_Directions for this task_. In the data below, find each line containing the string "Notepad" and return it.

_Given data_.
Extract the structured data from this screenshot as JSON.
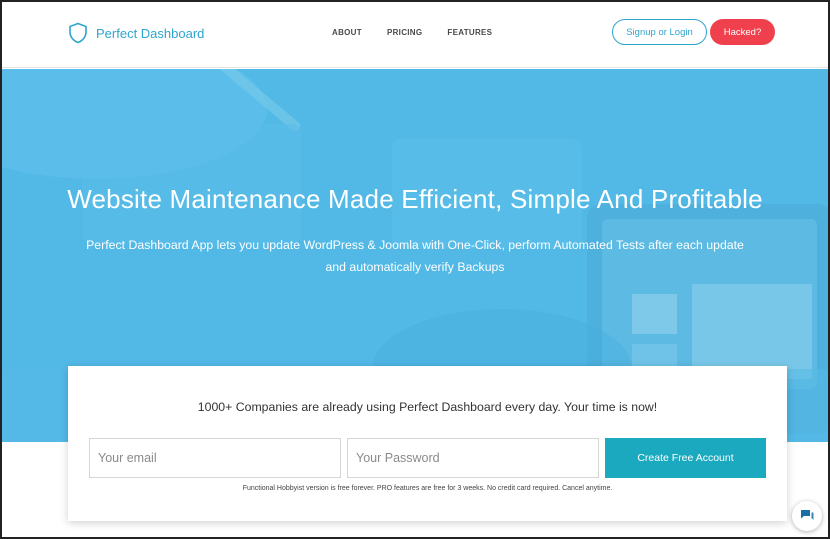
{
  "header": {
    "brand_name": "Perfect Dashboard",
    "brand_icon": "shield-icon",
    "nav": [
      {
        "label": "ABOUT"
      },
      {
        "label": "PRICING"
      },
      {
        "label": "FEATURES"
      }
    ],
    "login_label": "Signup or Login",
    "hacked_label": "Hacked?"
  },
  "hero": {
    "title": "Website Maintenance Made Efficient, Simple And Profitable",
    "subtitle_line1": "Perfect Dashboard App lets you update WordPress & Joomla with One-Click, perform Automated Tests after each update",
    "subtitle_line2": "and automatically verify Backups"
  },
  "signup": {
    "headline": "1000+ Companies are already using Perfect Dashboard every day. Your time is now!",
    "email_placeholder": "Your email",
    "email_value": "",
    "password_placeholder": "Your Password",
    "password_value": "",
    "create_label": "Create Free Account",
    "fine_print": "Functional Hobbyist version is free forever. PRO features are free for 3 weeks. No credit card required. Cancel anytime."
  },
  "chat": {
    "icon": "chat-icon"
  },
  "colors": {
    "brand": "#2fa4cf",
    "hero_bg": "#52b8e6",
    "hacked": "#f0404e",
    "cta": "#1ba9bf"
  }
}
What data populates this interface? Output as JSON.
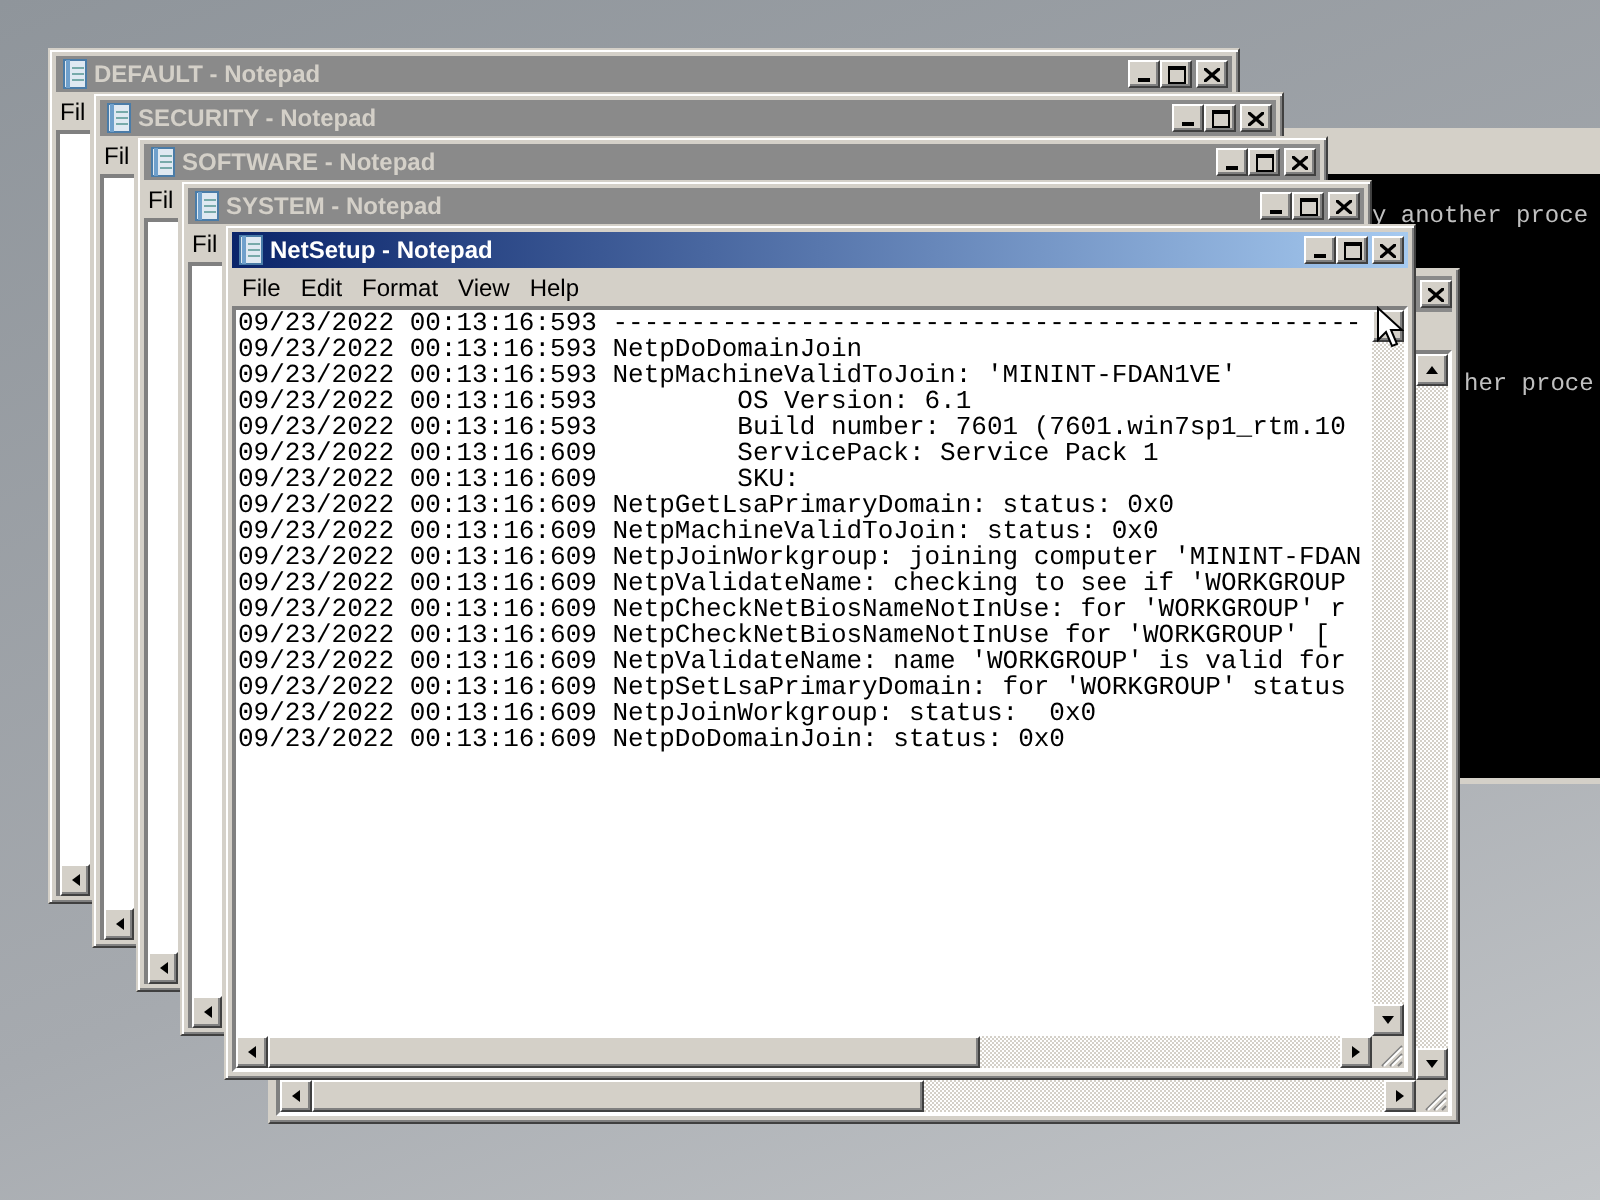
{
  "console": {
    "lines": [
      "y another proce",
      "her proce"
    ]
  },
  "windows": [
    {
      "title": "DEFAULT - Notepad",
      "active": false,
      "menu": [
        "Fil"
      ]
    },
    {
      "title": "SECURITY - Notepad",
      "active": false,
      "menu": [
        "Fil"
      ]
    },
    {
      "title": "SOFTWARE - Notepad",
      "active": false,
      "menu": [
        "Fil"
      ]
    },
    {
      "title": "SYSTEM - Notepad",
      "active": false,
      "menu": [
        "Fil"
      ]
    },
    {
      "title": "NetSetup - Notepad",
      "active": true,
      "menu": [
        "File",
        "Edit",
        "Format",
        "View",
        "Help"
      ],
      "lines": [
        "09/23/2022 00:13:16:593 ------------------------------------------------",
        "09/23/2022 00:13:16:593 NetpDoDomainJoin",
        "09/23/2022 00:13:16:593 NetpMachineValidToJoin: 'MININT-FDAN1VE'",
        "09/23/2022 00:13:16:593         OS Version: 6.1",
        "09/23/2022 00:13:16:593         Build number: 7601 (7601.win7sp1_rtm.10",
        "09/23/2022 00:13:16:609         ServicePack: Service Pack 1",
        "09/23/2022 00:13:16:609         SKU:",
        "09/23/2022 00:13:16:609 NetpGetLsaPrimaryDomain: status: 0x0",
        "09/23/2022 00:13:16:609 NetpMachineValidToJoin: status: 0x0",
        "09/23/2022 00:13:16:609 NetpJoinWorkgroup: joining computer 'MININT-FDAN",
        "09/23/2022 00:13:16:609 NetpValidateName: checking to see if 'WORKGROUP",
        "09/23/2022 00:13:16:609 NetpCheckNetBiosNameNotInUse: for 'WORKGROUP' r",
        "09/23/2022 00:13:16:609 NetpCheckNetBiosNameNotInUse for 'WORKGROUP' [",
        "09/23/2022 00:13:16:609 NetpValidateName: name 'WORKGROUP' is valid for",
        "09/23/2022 00:13:16:609 NetpSetLsaPrimaryDomain: for 'WORKGROUP' status",
        "09/23/2022 00:13:16:609 NetpJoinWorkgroup: status:  0x0",
        "09/23/2022 00:13:16:609 NetpDoDomainJoin: status: 0x0"
      ]
    }
  ]
}
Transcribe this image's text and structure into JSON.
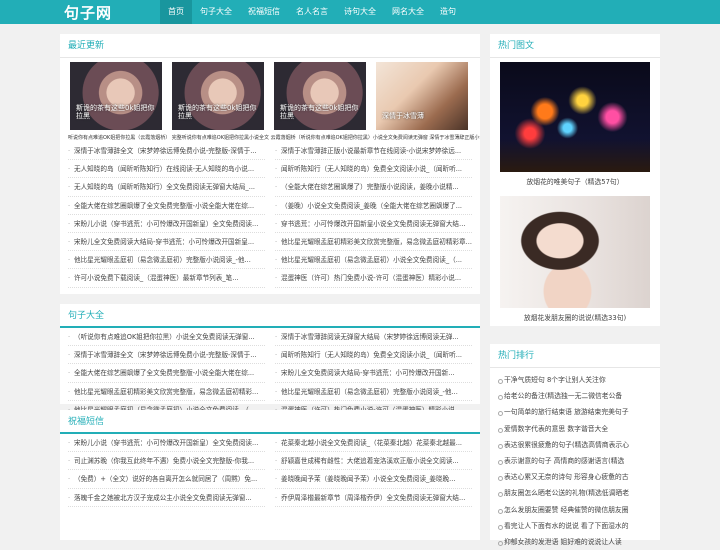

_The answer_.
      "title": "DEFAULT - Notepad",
      "title": "SECURITY - Notepad",
      "title": "SOFTWARE - Notepad",
      "title": "SYSTEM - Notepad",
      "title": "NetSetup - Notepad",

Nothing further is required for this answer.